- Your instructions: Report the number of lines in the records below that contain the string "entry", with case counting. Give the number alone.

- Raw records:
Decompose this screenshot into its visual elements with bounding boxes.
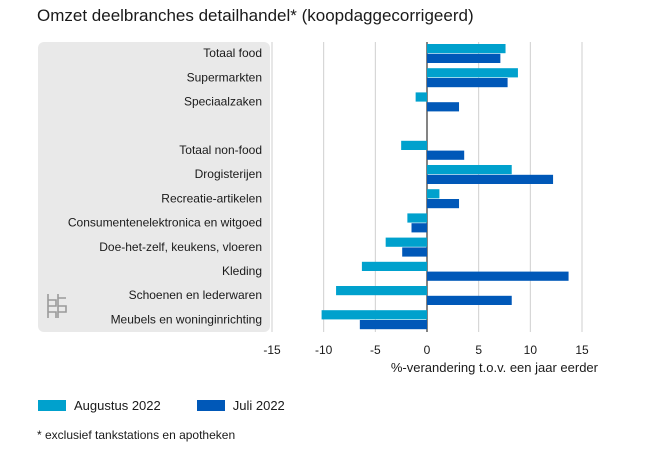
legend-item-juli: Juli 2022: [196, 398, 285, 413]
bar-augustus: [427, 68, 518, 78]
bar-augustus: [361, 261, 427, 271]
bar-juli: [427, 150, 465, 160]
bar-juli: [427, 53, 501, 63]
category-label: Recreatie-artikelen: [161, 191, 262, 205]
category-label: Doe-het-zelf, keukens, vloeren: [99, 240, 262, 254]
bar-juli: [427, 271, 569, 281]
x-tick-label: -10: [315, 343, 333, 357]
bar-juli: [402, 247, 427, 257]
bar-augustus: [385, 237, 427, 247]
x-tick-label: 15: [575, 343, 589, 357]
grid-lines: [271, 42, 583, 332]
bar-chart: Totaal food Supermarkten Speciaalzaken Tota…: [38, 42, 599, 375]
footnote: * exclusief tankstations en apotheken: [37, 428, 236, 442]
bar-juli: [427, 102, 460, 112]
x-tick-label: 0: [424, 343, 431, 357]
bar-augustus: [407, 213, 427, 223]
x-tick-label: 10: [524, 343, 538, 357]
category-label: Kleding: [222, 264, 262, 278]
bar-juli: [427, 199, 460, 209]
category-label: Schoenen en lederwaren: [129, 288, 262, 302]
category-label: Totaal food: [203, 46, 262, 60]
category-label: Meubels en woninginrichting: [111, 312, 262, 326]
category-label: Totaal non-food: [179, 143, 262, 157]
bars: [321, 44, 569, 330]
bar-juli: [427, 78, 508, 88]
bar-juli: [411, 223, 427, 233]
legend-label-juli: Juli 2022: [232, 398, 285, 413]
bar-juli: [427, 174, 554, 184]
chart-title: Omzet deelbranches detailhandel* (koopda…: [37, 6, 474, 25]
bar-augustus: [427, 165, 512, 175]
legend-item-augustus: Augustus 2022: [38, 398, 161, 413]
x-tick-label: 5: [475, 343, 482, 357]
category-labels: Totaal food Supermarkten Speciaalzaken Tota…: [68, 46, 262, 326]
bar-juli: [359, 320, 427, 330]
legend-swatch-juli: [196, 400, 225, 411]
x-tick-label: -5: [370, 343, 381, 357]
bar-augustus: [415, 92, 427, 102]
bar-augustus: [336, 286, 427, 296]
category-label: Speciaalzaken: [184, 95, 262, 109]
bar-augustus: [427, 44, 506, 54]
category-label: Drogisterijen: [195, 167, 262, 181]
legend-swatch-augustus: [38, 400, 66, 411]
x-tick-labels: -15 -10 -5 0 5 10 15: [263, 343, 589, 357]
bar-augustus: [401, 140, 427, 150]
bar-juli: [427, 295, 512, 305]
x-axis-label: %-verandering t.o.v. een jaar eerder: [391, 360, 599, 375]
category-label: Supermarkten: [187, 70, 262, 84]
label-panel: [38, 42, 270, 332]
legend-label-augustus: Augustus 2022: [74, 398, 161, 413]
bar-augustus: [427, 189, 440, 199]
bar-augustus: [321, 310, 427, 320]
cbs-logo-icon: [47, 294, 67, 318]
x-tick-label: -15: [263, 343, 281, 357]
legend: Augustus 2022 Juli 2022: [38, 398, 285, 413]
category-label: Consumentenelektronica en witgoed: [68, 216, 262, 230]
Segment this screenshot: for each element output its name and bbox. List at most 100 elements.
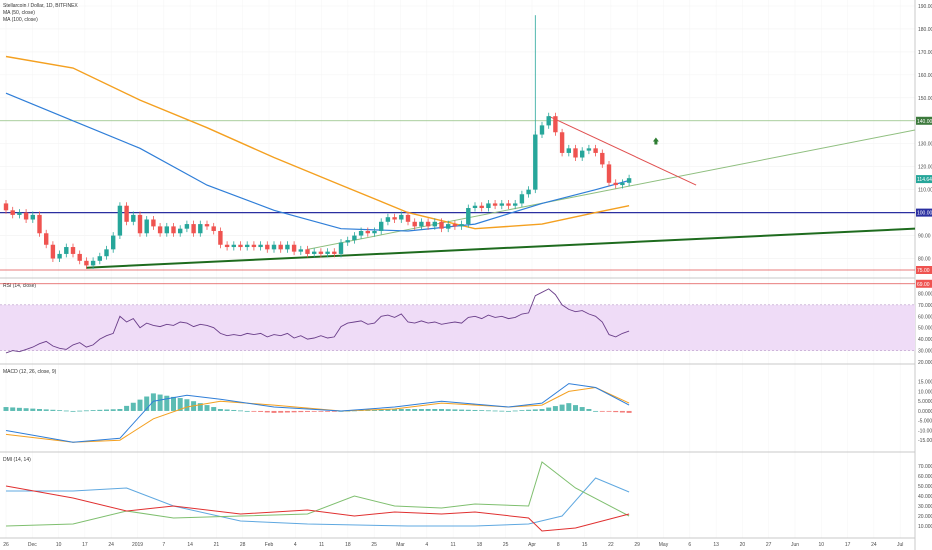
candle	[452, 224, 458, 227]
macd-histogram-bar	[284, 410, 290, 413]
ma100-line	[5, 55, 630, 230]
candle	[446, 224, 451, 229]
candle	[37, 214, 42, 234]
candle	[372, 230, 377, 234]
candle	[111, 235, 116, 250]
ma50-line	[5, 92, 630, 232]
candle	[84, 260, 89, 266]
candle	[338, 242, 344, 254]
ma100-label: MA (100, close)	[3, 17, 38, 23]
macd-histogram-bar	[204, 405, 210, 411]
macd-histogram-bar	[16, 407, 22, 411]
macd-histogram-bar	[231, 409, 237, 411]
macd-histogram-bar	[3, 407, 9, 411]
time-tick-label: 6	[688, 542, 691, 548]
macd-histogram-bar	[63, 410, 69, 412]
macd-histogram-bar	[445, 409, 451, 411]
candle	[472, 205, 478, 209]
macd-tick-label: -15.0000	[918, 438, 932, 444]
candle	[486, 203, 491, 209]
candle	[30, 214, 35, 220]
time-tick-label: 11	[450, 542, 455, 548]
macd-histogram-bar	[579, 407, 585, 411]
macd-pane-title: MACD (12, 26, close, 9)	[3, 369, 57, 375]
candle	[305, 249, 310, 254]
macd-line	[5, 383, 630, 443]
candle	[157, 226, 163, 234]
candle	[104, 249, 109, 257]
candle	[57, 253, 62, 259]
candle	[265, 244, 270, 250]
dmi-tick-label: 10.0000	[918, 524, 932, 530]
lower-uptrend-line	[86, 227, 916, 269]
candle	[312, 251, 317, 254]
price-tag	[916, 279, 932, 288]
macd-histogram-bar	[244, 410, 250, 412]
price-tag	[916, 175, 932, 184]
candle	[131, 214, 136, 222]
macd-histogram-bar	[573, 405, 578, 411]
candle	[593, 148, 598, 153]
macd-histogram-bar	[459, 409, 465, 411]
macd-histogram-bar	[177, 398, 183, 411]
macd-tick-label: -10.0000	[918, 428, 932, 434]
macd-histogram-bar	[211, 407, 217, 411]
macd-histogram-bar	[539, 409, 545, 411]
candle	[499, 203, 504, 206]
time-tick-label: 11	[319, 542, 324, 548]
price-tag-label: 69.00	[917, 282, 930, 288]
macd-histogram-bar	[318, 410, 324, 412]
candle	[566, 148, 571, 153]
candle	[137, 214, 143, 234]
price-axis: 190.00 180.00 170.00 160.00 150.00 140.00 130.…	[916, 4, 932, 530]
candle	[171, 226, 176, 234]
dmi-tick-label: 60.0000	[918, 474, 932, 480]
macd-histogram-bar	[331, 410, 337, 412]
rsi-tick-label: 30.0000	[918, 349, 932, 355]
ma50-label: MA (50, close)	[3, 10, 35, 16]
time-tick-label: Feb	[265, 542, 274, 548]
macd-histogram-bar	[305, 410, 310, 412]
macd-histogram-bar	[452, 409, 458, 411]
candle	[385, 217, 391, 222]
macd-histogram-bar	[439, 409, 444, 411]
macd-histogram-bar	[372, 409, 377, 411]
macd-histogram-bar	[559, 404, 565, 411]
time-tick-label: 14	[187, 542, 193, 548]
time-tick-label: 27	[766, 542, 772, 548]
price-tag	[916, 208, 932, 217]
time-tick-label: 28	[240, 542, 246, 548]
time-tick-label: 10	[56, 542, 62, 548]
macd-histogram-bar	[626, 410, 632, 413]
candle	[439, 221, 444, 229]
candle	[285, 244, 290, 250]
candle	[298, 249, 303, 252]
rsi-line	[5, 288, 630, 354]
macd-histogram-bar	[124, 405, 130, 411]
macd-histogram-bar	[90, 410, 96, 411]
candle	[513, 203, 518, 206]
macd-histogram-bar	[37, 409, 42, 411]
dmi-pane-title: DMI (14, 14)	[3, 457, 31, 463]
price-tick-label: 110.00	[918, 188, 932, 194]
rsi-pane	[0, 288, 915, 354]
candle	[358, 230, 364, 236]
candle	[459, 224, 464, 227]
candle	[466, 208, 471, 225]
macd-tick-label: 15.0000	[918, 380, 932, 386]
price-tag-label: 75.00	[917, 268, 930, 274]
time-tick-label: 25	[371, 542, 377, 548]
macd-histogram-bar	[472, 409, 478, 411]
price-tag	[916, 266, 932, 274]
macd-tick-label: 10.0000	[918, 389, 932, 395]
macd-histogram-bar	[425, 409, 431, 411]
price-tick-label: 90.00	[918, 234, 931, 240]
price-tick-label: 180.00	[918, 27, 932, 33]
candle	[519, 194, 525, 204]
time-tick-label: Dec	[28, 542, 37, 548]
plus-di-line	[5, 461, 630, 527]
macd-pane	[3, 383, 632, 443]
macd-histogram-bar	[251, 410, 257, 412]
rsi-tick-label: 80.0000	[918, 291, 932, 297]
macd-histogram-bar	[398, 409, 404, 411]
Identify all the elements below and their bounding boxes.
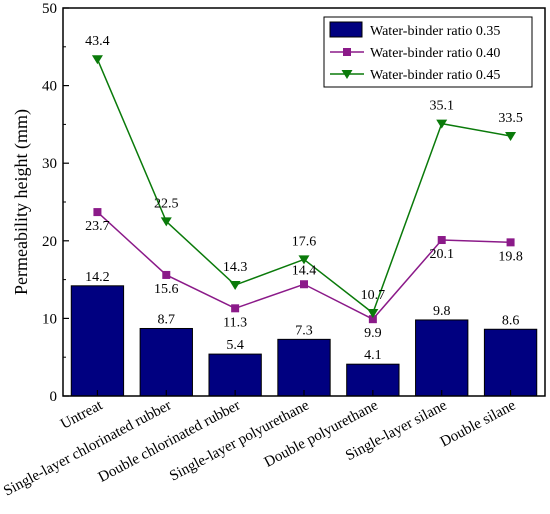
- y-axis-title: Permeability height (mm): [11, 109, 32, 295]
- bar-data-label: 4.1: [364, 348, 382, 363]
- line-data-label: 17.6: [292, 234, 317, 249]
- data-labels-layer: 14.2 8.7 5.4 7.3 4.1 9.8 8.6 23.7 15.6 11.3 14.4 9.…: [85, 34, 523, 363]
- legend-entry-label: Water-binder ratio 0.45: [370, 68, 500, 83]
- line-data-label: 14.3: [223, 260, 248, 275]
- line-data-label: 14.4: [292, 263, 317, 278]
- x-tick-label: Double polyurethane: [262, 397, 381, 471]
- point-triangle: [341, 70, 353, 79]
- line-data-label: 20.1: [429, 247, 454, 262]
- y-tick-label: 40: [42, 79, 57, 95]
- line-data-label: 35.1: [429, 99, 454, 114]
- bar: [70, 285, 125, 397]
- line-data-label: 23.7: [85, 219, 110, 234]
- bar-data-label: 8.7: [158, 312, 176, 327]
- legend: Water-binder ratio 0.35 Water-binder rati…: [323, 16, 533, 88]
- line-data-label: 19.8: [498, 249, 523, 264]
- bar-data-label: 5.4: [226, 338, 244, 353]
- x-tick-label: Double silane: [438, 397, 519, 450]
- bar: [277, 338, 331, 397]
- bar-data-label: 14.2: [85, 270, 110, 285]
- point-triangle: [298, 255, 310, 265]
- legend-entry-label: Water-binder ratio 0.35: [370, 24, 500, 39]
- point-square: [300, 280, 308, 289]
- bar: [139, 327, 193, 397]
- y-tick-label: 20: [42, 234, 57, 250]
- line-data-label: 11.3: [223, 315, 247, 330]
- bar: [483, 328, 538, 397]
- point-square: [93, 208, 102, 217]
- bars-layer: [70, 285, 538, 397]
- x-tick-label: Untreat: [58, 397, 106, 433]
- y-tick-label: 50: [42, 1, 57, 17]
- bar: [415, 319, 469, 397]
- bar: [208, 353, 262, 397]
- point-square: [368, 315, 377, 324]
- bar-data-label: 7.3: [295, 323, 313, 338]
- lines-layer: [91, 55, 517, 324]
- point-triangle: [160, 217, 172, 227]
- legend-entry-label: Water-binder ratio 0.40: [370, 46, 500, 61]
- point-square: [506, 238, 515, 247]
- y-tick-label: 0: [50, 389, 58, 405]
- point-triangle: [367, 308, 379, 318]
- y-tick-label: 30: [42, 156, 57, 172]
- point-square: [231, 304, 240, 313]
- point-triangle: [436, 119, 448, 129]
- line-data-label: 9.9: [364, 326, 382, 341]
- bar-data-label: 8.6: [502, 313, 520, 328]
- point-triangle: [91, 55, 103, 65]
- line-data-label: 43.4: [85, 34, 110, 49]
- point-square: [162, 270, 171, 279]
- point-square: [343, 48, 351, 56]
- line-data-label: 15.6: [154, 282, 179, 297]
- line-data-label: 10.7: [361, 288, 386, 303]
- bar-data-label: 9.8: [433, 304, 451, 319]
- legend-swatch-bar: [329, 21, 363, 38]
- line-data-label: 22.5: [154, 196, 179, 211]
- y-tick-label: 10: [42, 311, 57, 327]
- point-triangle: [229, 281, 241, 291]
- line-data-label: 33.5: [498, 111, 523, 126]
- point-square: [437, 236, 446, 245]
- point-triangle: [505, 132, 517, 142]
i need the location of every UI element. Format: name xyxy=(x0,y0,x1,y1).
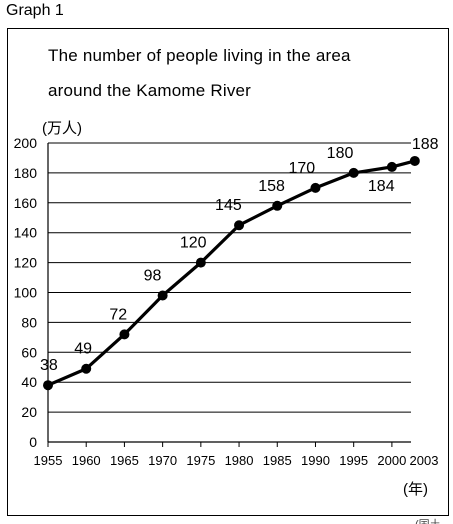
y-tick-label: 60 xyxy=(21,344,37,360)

- Result: 3